TASK GOAL. Copy out the lines below exactly, from the first line of the records through the line that contains "Text: B) solution: B) solution [82, 91, 120, 98]", including that line.

PROVIDED MATERIAL.

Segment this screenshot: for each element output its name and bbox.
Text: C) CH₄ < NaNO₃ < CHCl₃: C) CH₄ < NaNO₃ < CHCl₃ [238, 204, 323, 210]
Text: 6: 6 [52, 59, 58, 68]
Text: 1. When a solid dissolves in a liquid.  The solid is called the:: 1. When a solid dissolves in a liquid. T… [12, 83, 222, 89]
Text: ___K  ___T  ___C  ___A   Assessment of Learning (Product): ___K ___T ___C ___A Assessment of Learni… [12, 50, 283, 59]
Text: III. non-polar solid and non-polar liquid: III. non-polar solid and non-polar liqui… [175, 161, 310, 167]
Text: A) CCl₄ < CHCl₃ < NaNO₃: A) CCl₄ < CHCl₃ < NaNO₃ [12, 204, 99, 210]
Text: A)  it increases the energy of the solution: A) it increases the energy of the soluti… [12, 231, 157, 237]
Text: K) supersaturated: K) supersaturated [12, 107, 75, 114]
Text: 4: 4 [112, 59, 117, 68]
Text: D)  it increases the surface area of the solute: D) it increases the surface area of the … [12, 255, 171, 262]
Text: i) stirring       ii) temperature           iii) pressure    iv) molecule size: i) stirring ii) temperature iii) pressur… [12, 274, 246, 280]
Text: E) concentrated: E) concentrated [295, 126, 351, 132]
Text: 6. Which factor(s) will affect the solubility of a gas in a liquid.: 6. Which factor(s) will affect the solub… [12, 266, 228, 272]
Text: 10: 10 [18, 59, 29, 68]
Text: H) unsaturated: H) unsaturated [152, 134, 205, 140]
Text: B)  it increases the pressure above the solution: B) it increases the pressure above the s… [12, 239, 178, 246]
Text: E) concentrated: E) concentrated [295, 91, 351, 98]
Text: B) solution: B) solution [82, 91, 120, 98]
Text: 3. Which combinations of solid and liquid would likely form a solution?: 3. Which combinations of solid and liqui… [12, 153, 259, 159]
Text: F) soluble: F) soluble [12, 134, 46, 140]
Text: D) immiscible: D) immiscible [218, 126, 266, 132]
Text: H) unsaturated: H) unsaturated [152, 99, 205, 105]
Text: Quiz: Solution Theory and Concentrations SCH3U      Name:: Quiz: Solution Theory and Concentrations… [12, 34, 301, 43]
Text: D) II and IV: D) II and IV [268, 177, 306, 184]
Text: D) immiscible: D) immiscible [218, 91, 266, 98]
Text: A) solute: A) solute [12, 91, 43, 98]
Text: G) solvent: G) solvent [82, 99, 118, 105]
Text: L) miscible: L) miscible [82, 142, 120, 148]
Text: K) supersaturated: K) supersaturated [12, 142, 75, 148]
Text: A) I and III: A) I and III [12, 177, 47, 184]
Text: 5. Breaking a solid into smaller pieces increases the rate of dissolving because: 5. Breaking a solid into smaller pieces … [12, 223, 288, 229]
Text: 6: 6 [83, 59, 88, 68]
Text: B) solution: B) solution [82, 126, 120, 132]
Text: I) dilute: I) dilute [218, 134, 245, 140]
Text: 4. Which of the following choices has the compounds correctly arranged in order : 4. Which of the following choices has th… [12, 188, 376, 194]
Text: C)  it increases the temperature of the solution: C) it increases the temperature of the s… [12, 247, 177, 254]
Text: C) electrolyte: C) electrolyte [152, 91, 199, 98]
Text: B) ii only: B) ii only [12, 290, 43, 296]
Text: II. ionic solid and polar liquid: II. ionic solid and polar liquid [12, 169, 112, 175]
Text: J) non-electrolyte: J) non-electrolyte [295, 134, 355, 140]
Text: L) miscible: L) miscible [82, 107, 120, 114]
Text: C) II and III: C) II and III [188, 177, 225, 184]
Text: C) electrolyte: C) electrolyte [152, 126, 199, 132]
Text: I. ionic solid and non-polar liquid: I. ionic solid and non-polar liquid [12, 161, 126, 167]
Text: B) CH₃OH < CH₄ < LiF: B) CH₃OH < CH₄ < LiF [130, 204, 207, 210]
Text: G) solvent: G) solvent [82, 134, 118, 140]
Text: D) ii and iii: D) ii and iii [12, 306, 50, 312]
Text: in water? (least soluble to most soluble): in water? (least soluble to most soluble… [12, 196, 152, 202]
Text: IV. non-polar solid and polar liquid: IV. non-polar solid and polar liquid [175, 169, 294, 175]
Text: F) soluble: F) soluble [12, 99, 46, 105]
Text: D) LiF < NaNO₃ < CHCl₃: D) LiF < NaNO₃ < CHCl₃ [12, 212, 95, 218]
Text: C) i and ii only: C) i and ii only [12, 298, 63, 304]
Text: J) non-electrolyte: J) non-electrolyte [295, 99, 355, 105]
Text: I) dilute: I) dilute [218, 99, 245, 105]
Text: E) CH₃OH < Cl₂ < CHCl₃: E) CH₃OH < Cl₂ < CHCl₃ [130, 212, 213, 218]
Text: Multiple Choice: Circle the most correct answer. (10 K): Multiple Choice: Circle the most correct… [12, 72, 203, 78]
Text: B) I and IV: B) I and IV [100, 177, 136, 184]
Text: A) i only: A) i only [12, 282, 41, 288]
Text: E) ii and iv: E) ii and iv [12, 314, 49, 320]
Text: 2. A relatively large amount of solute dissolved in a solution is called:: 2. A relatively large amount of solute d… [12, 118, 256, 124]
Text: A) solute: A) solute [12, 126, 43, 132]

EXERCISE RESULT.
Segment this screenshot: for each element output its name and bbox.
Text: C) CH₄ < NaNO₃ < CHCl₃: C) CH₄ < NaNO₃ < CHCl₃ [238, 204, 323, 210]
Text: 6: 6 [52, 59, 58, 68]
Text: 1. When a solid dissolves in a liquid.  The solid is called the:: 1. When a solid dissolves in a liquid. T… [12, 83, 222, 89]
Text: ___K  ___T  ___C  ___A   Assessment of Learning (Product): ___K ___T ___C ___A Assessment of Learni… [12, 50, 283, 59]
Text: III. non-polar solid and non-polar liquid: III. non-polar solid and non-polar liqui… [175, 161, 310, 167]
Text: A) CCl₄ < CHCl₃ < NaNO₃: A) CCl₄ < CHCl₃ < NaNO₃ [12, 204, 99, 210]
Text: A)  it increases the energy of the solution: A) it increases the energy of the soluti… [12, 231, 157, 237]
Text: K) supersaturated: K) supersaturated [12, 107, 75, 114]
Text: 4: 4 [112, 59, 117, 68]
Text: D)  it increases the surface area of the solute: D) it increases the surface area of the … [12, 255, 171, 262]
Text: i) stirring       ii) temperature           iii) pressure    iv) molecule size: i) stirring ii) temperature iii) pressur… [12, 274, 246, 280]
Text: E) concentrated: E) concentrated [295, 126, 351, 132]
Text: 6. Which factor(s) will affect the solubility of a gas in a liquid.: 6. Which factor(s) will affect the solub… [12, 266, 228, 272]
Text: 10: 10 [18, 59, 29, 68]
Text: H) unsaturated: H) unsaturated [152, 134, 205, 140]
Text: B)  it increases the pressure above the solution: B) it increases the pressure above the s… [12, 239, 178, 246]
Text: E) concentrated: E) concentrated [295, 91, 351, 98]
Text: B) solution: B) solution [82, 91, 120, 98]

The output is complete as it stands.